Produce a word-for-word copy of the listing below without its pictures.

*** RECORDS FOR PROCESSING

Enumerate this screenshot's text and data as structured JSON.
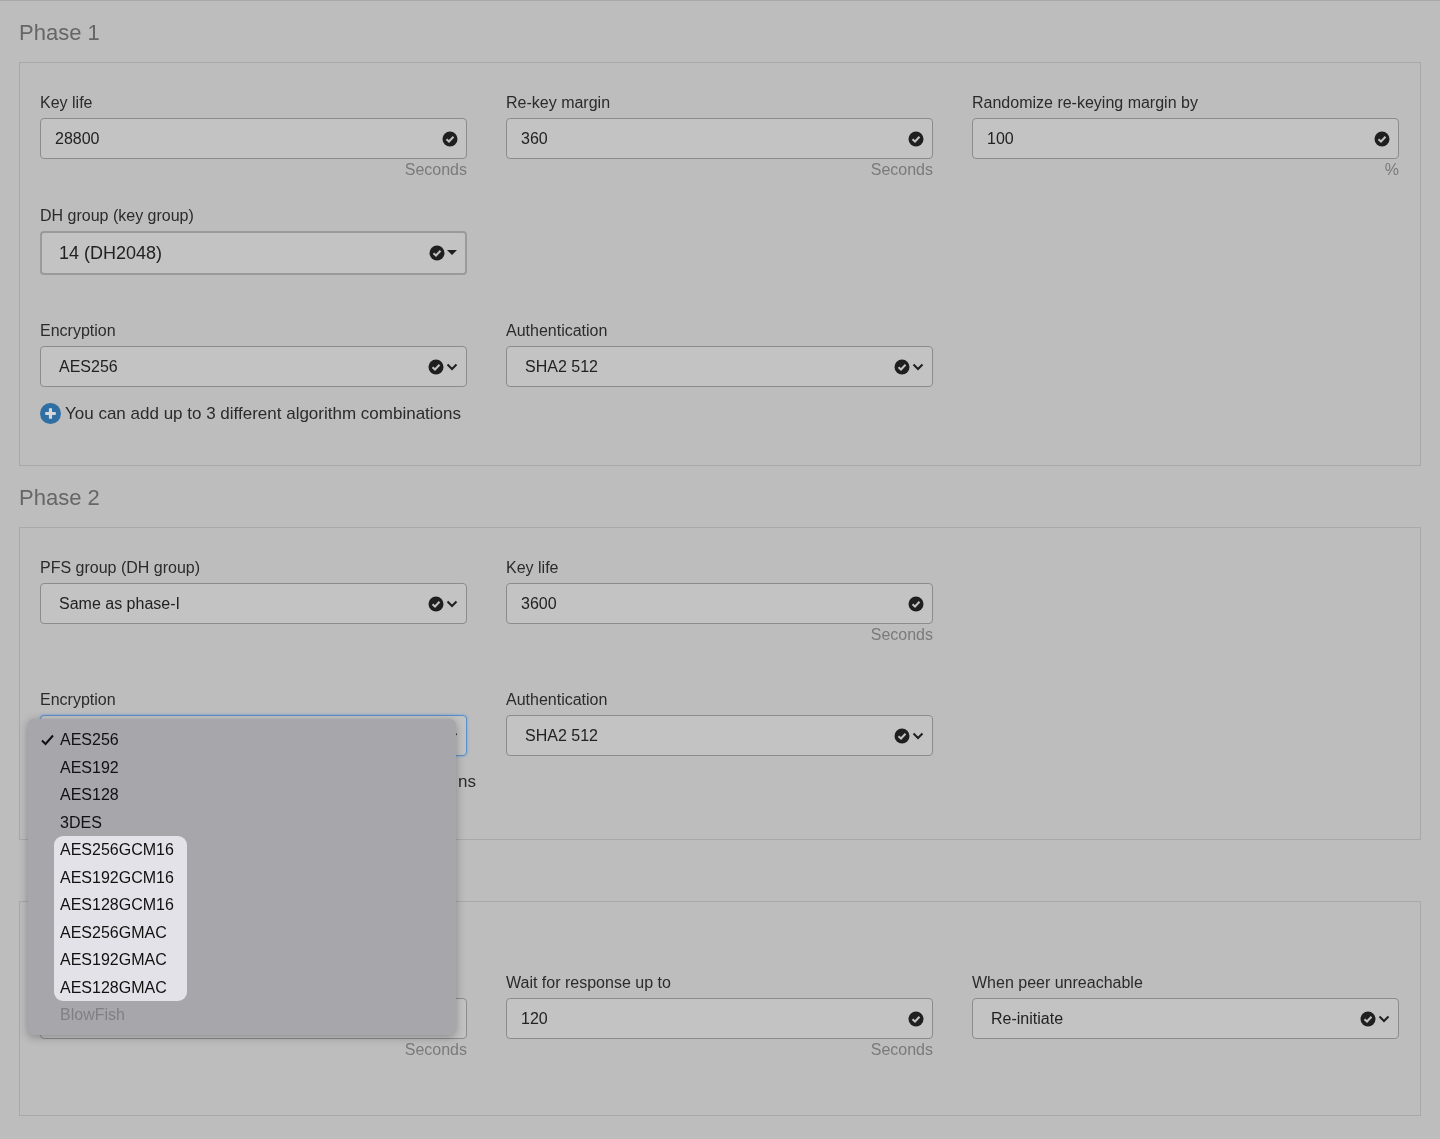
{
  "sections": [
    {
      "title": "Phase 1",
      "rows": [
        {
          "fields": [
            {
              "label": "Key life",
              "kind": "text",
              "value": "28800",
              "valid": true,
              "suffix": "Seconds"
            },
            {
              "label": "Re-key margin",
              "kind": "text",
              "value": "360",
              "valid": true,
              "suffix": "Seconds"
            },
            {
              "label": "Randomize re-keying margin by",
              "kind": "text",
              "value": "100",
              "valid": true,
              "suffix": "%"
            }
          ]
        },
        {
          "fields": [
            {
              "label": "DH group (key group)",
              "kind": "caret",
              "value": "14 (DH2048)",
              "valid": true
            }
          ]
        },
        {
          "fields": [
            {
              "label": "Encryption",
              "kind": "select",
              "value": "AES256",
              "valid": true
            },
            {
              "label": "Authentication",
              "kind": "select",
              "value": "SHA2 512",
              "valid": true
            }
          ]
        }
      ],
      "hint": {
        "text": "You can add up to 3 different algorithm combinations",
        "kind": "add"
      }
    },
    {
      "title": "Phase 2",
      "rows": [
        {
          "fields": [
            {
              "label": "PFS group (DH group)",
              "kind": "select",
              "value": "Same as phase-I",
              "valid": true
            },
            {
              "label": "Key life",
              "kind": "text",
              "value": "3600",
              "valid": true,
              "suffix": "Seconds"
            }
          ]
        },
        {
          "fields": [
            {
              "label": "Encryption",
              "kind": "select",
              "focused": true
            },
            {
              "label": "Authentication",
              "kind": "select",
              "value": "SHA2 512",
              "valid": true
            }
          ]
        }
      ],
      "hint": {
        "text": "ns",
        "kind": "tail"
      }
    },
    {
      "rows": [
        {
          "fields": [
            {
              "kind": "text",
              "suffix": "Seconds"
            },
            {
              "label": "Wait for response up to",
              "kind": "text",
              "value": "120",
              "valid": true,
              "suffix": "Seconds"
            },
            {
              "label": "When peer unreachable",
              "kind": "select",
              "value": "Re-initiate",
              "valid": true
            }
          ]
        }
      ]
    }
  ],
  "dropdown": {
    "options": [
      {
        "label": "AES256",
        "selected": true,
        "highlighted": false,
        "disabled": false
      },
      {
        "label": "AES192",
        "selected": false,
        "highlighted": false,
        "disabled": false
      },
      {
        "label": "AES128",
        "selected": false,
        "highlighted": false,
        "disabled": false
      },
      {
        "label": "3DES",
        "selected": false,
        "highlighted": false,
        "disabled": false
      },
      {
        "label": "AES256GCM16",
        "selected": false,
        "highlighted": true,
        "disabled": false
      },
      {
        "label": "AES192GCM16",
        "selected": false,
        "highlighted": true,
        "disabled": false
      },
      {
        "label": "AES128GCM16",
        "selected": false,
        "highlighted": true,
        "disabled": false
      },
      {
        "label": "AES256GMAC",
        "selected": false,
        "highlighted": true,
        "disabled": false
      },
      {
        "label": "AES192GMAC",
        "selected": false,
        "highlighted": true,
        "disabled": false
      },
      {
        "label": "AES128GMAC",
        "selected": false,
        "highlighted": true,
        "disabled": false
      },
      {
        "label": "BlowFish",
        "selected": false,
        "highlighted": false,
        "disabled": true
      }
    ]
  }
}
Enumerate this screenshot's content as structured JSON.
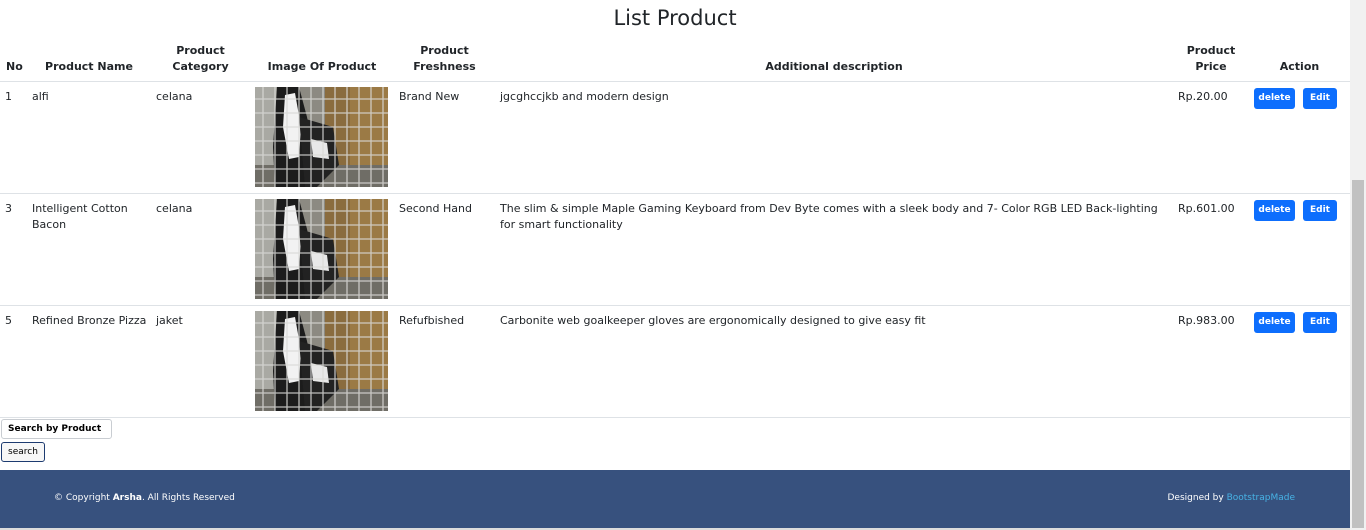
{
  "page": {
    "title": "List Product"
  },
  "table": {
    "headers": {
      "no": "No",
      "name": "Product Name",
      "category_line1": "Product",
      "category_line2": "Category",
      "image": "Image Of Product",
      "freshness": "Product Freshness",
      "description": "Additional description",
      "price": "Product Price",
      "action": "Action"
    },
    "rows": [
      {
        "no": "1",
        "name": "alfi",
        "category": "celana",
        "image": "cat-behind-cage-image",
        "freshness": "Brand New",
        "description": "jgcghccjkb and modern design",
        "price": "Rp.20.00",
        "delete_label": "delete",
        "edit_label": "Edit"
      },
      {
        "no": "3",
        "name": "Intelligent Cotton Bacon",
        "category": "celana",
        "image": "cat-behind-cage-image",
        "freshness": "Second Hand",
        "description": "The slim & simple Maple Gaming Keyboard from Dev Byte comes with a sleek body and 7- Color RGB LED Back-lighting for smart functionality",
        "price": "Rp.601.00",
        "delete_label": "delete",
        "edit_label": "Edit"
      },
      {
        "no": "5",
        "name": "Refined Bronze Pizza",
        "category": "jaket",
        "image": "cat-behind-cage-image",
        "freshness": "Refufbished",
        "description": "Carbonite web goalkeeper gloves are ergonomically designed to give easy fit",
        "price": "Rp.983.00",
        "delete_label": "delete",
        "edit_label": "Edit"
      }
    ]
  },
  "search": {
    "placeholder": "Search by Product Name",
    "button_label": "search"
  },
  "footer": {
    "copyright_prefix": "© Copyright ",
    "brand": "Arsha",
    "copyright_suffix": ". All Rights Reserved",
    "designed_by": "Designed by ",
    "designer_link": "BootstrapMade"
  },
  "colors": {
    "primary_button": "#0d6efd",
    "footer_bg": "#37517e",
    "footer_link": "#47b2e4"
  }
}
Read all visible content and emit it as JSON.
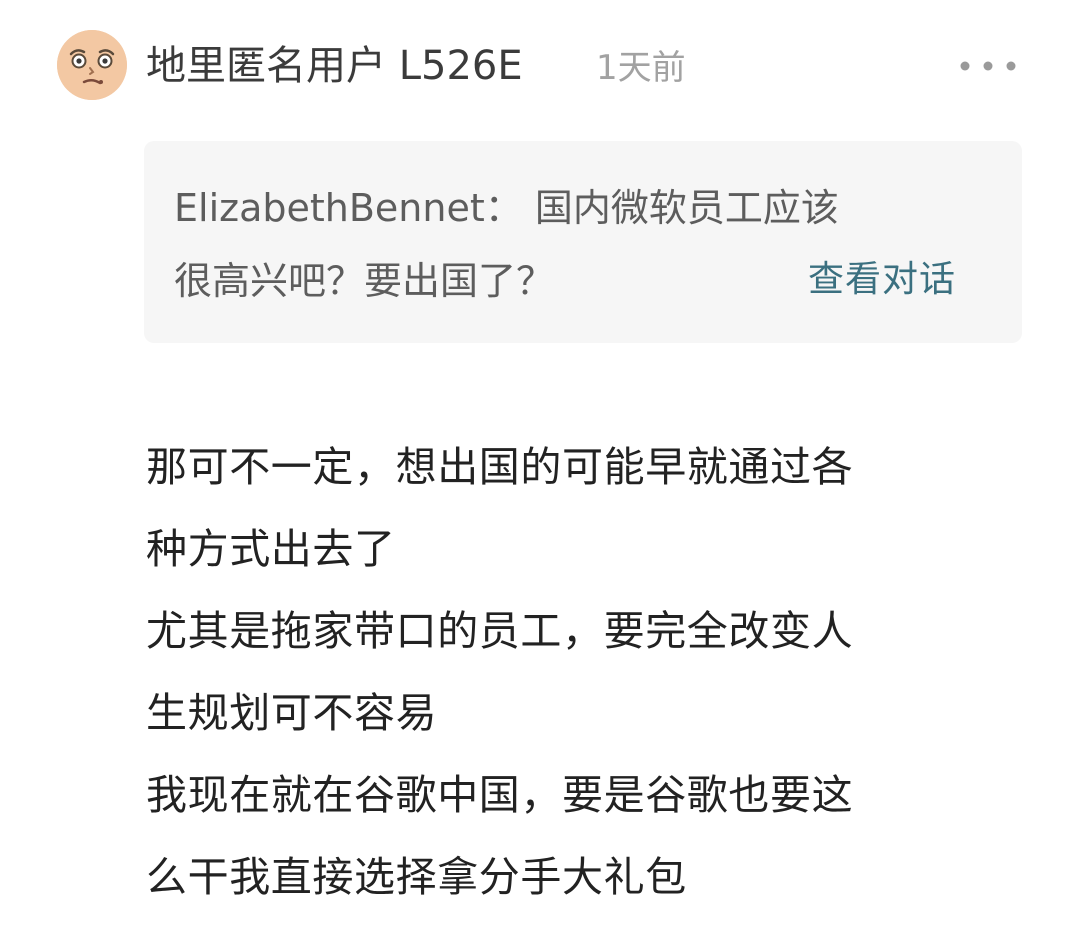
{
  "comment": {
    "username": "地里匿名用户 L526E",
    "timestamp": "1天前",
    "more_icon": "more-horizontal-icon",
    "avatar_icon": "face-avatar-icon",
    "quote": {
      "lines": [
        "ElizabethBennet： 国内微软员工应该",
        "很高兴吧？要出国了？"
      ],
      "view_conversation_label": "查看对话"
    },
    "body_lines": [
      "那可不一定，想出国的可能早就通过各",
      "种方式出去了",
      "尤其是拖家带口的员工，要完全改变人",
      "生规划可不容易",
      "我现在就在谷歌中国，要是谷歌也要这",
      "么干我直接选择拿分手大礼包"
    ]
  },
  "colors": {
    "username": "#3b3b3b",
    "timestamp": "#a2a2a2",
    "quote_background": "#f6f6f6",
    "quote_text": "#5d5d5d",
    "link": "#3b7080",
    "body_text": "#222222",
    "avatar": "#f3c8a3"
  }
}
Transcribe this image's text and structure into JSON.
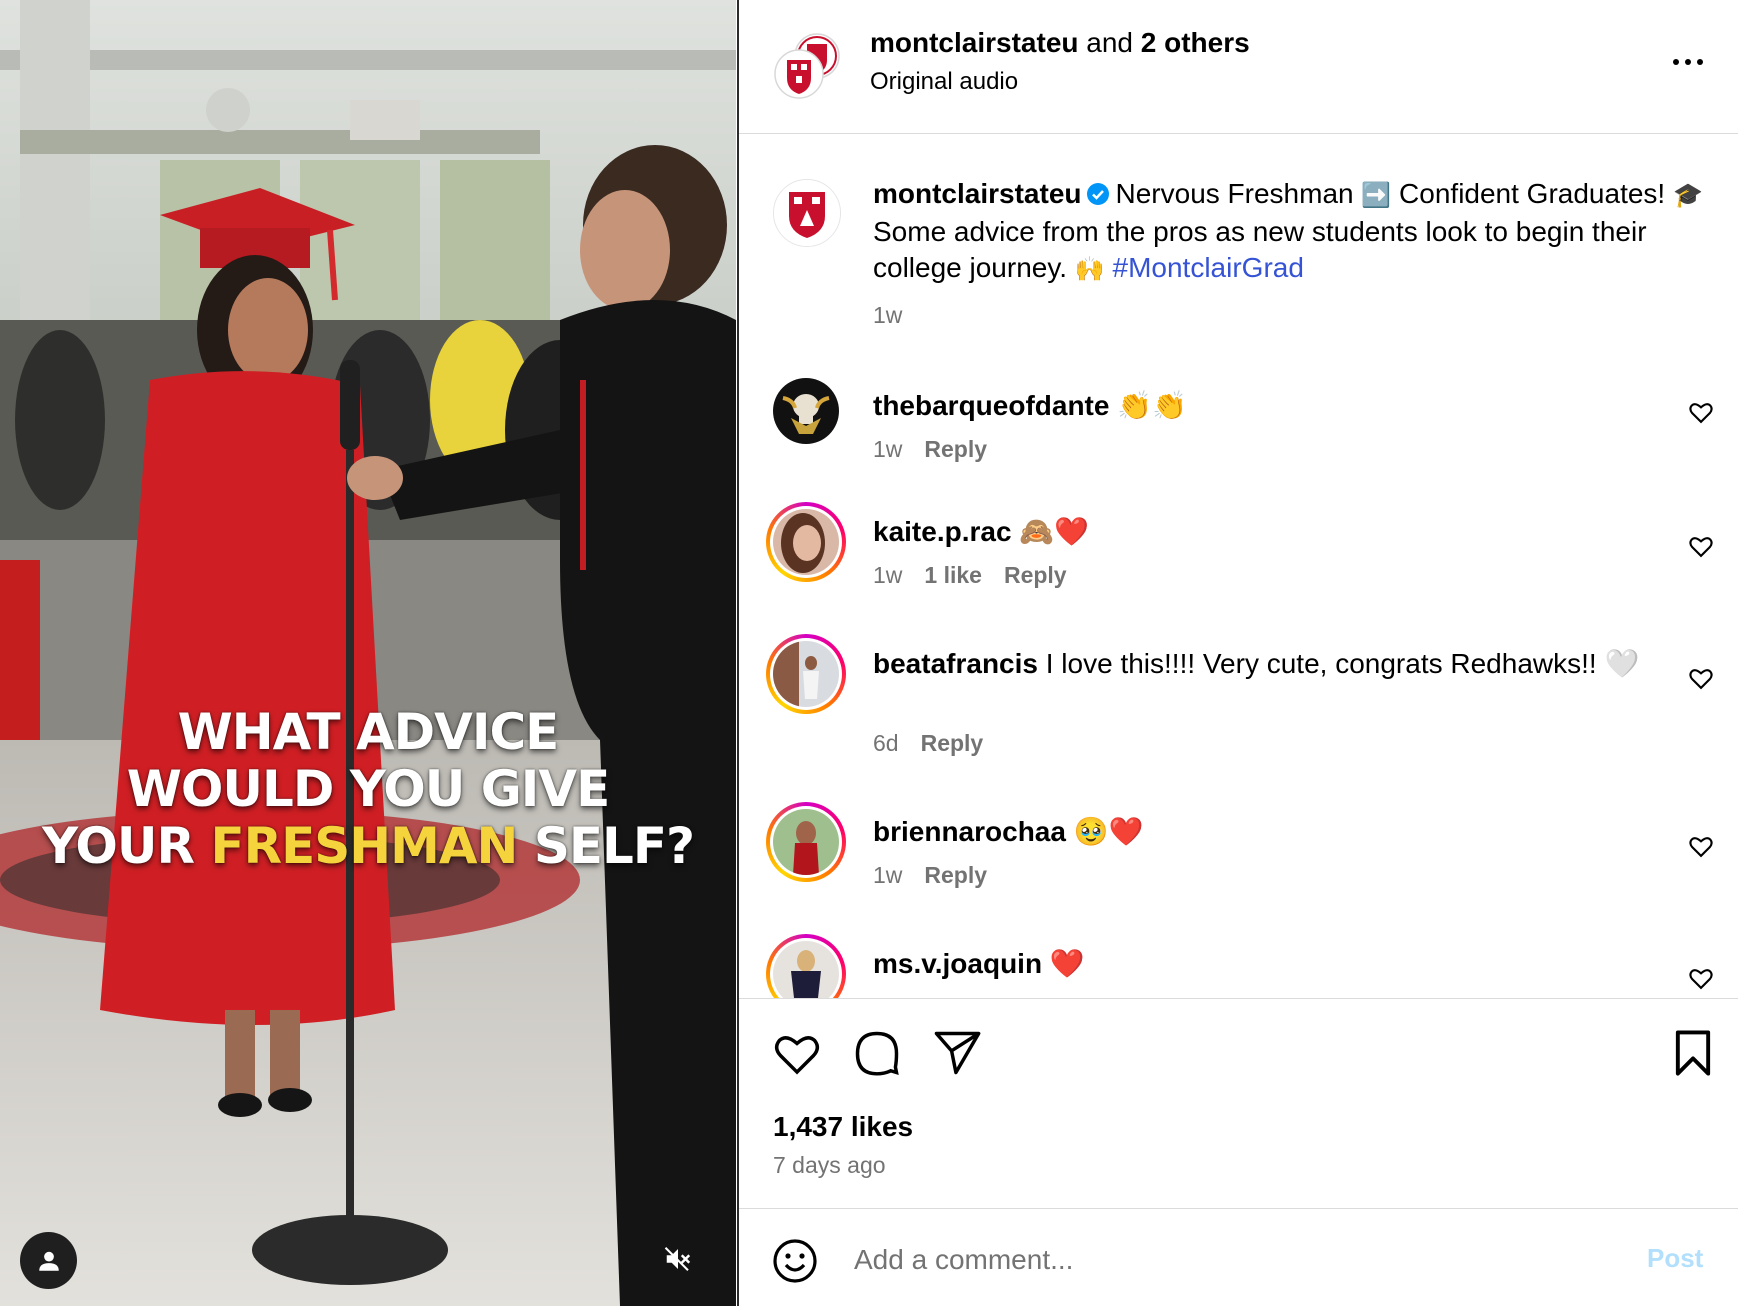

******

§ WRITTEN ANSWER:
Enumerate this screenshot's text and data as structured JSON.
{
  "sections": [
    {
      "title": "Phase 1",
      "rows": [
        {
          "fields": [
            {
              "label": "Key life",
              "kind": "text",
              "value": "28800",
              "valid": true,
              "suffix": "Seconds"
            },
            {
              "label": "Re-key margin",
              "kind": "text",
              "value": "360",
              "valid": true,
              "suffix": "Seconds"
            },
            {
              "label": "Randomize re-keying margin by",
              "kind": "text",
              "value": "100",
              "valid": true,
              "suffix": "%"
            }
          ]
        },
        {
          "fields": [
            {
              "label": "DH group (key group)",
              "kind": "caret",
              "value": "14 (DH2048)",
              "valid": true
            }
          ]
        },
        {
          "fields": [
            {
              "label": "Encryption",
              "kind": "select",
              "value": "AES256",
              "valid": true
            },
            {
              "label": "Authentication",
              "kind": "select",
              "value": "SHA2 512",
              "valid": true
            }
          ]
        }
      ],
      "hint": {
        "text": "You can add up to 3 different algorithm combinations",
        "kind": "add"
      }
    },
    {
      "title": "Phase 2",
      "rows": [
        {
          "fields": [
            {
              "label": "PFS group (DH group)",
              "kind": "select",
              "value": "Same as phase-I",
              "valid": true
            },
            {
              "label": "Key life",
              "kind": "text",
              "value": "3600",
              "valid": true,
              "suffix": "Seconds"
            }
          ]
        },
        {
          "fields": [
            {
              "label": "Encryption",
              "kind": "select",
              "focused": true
            },
            {
              "label": "Authentication",
              "kind": "select",
              "value": "SHA2 512",
              "valid": true
            }
          ]
        }
      ],
      "hint": {
        "text": "ns",
        "kind": "tail"
      }
    },
    {
      "rows": [
        {
          "fields": [
            {
              "kind": "text",
              "suffix": "Seconds"
            },
            {
              "label": "Wait for response up to",
              "kind": "text",
              "value": "120",
              "valid": true,
              "suffix": "Seconds"
            },
            {
              "label": "When peer unreachable",
              "kind": "select",
              "value": "Re-initiate",
              "valid": true
            }
          ]
        }
      ]
    }
  ],
  "dropdown": {
    "options": [
      {
        "label": "AES256",
        "selected": true,
        "highlighted": false,
        "disabled": false
      },
      {
        "label": "AES192",
        "selected": false,
        "highlighted": false,
        "disabled": false
      },
      {
        "label": "AES128",
        "selected": false,
        "highlighted": false,
        "disabled": false
      },
      {
        "label": "3DES",
        "selected": false,
        "highlighted": false,
        "disabled": false
      },
      {
        "label": "AES256GCM16",
        "selected": false,
        "highlighted": true,
        "disabled": false
      },
      {
        "label": "AES192GCM16",
        "selected": false,
        "highlighted": true,
        "disabled": false
      },
      {
        "label": "AES128GCM16",
        "selected": false,
        "highlighted": true,
        "disabled": false
      },
      {
        "label": "AES256GMAC",
        "selected": false,
        "highlighted": true,
        "disabled": false
      },
      {
        "label": "AES192GMAC",
        "selected": false,
        "highlighted": true,
        "disabled": false
      },
      {
        "label": "AES128GMAC",
        "selected": false,
        "highlighted": true,
        "disabled": false
      },
      {
        "label": "BlowFish",
        "selected": false,
        "highlighted": false,
        "disabled": true
      }
    ]
  }
}
Enumerate this screenshot's content as structured JSON.
{
  "page": {
    "title": "List Product"
  },
  "table": {
    "headers": {
      "no": "No",
      "name": "Product Name",
      "category_line1": "Product",
      "category_line2": "Category",
      "image": "Image Of Product",
      "freshness": "Product Freshness",
      "description": "Additional description",
      "price": "Product Price",
      "action": "Action"
    },
    "rows": [
      {
        "no": "1",
        "name": "alfi",
        "category": "celana",
        "image": "cat-behind-cage-image",
        "freshness": "Brand New",
        "description": "jgcghccjkb and modern design",
        "price": "Rp.20.00",
        "delete_label": "delete",
        "edit_label": "Edit"
      },
      {
        "no": "3",
        "name": "Intelligent Cotton Bacon",
        "category": "celana",
        "image": "cat-behind-cage-image",
        "freshness": "Second Hand",
        "description": "The slim & simple Maple Gaming Keyboard from Dev Byte comes with a sleek body and 7- Color RGB LED Back-lighting for smart functionality",
        "price": "Rp.601.00",
        "delete_label": "delete",
        "edit_label": "Edit"
      },
      {
        "no": "5",
        "name": "Refined Bronze Pizza",
        "category": "jaket",
        "image": "cat-behind-cage-image",
        "freshness": "Refufbished",
        "description": "Carbonite web goalkeeper gloves are ergonomically designed to give easy fit",
        "price": "Rp.983.00",
        "delete_label": "delete",
        "edit_label": "Edit"
      }
    ]
  },
  "search": {
    "placeholder": "Search by Product Name",
    "button_label": "search"
  },
  "footer": {
    "copyright_prefix": "© Copyright ",
    "brand": "Arsha",
    "copyright_suffix": ". All Rights Reserved",
    "designed_by": "Designed by ",
    "designer_link": "BootstrapMade"
  },
  "colors": {
    "primary_button": "#0d6efd",
    "footer_bg": "#37517e",
    "footer_link": "#47b2e4"
  }
}
Read all visible content and emit it as JSON.
{
  "comment": {
    "username": "地里匿名用户 L526E",
    "timestamp": "1天前",
    "more_icon": "more-horizontal-icon",
    "avatar_icon": "face-avatar-icon",
    "quote": {
      "lines": [
        "ElizabethBennet： 国内微软员工应该",
        "很高兴吧？要出国了？"
      ],
      "view_conversation_label": "查看对话"
    },
    "body_lines": [
      "那可不一定，想出国的可能早就通过各",
      "种方式出去了",
      "尤其是拖家带口的员工，要完全改变人",
      "生规划可不容易",
      "我现在就在谷歌中国，要是谷歌也要这",
      "么干我直接选择拿分手大礼包"
    ]
  },
  "colors": {
    "username": "#3b3b3b",
    "timestamp": "#a2a2a2",
    "quote_background": "#f6f6f6",
    "quote_text": "#5d5d5d",
    "link": "#3b7080",
    "body_text": "#222222",
    "avatar": "#f3c8a3"
  }
}
Transcribe this image's text and structure into JSON.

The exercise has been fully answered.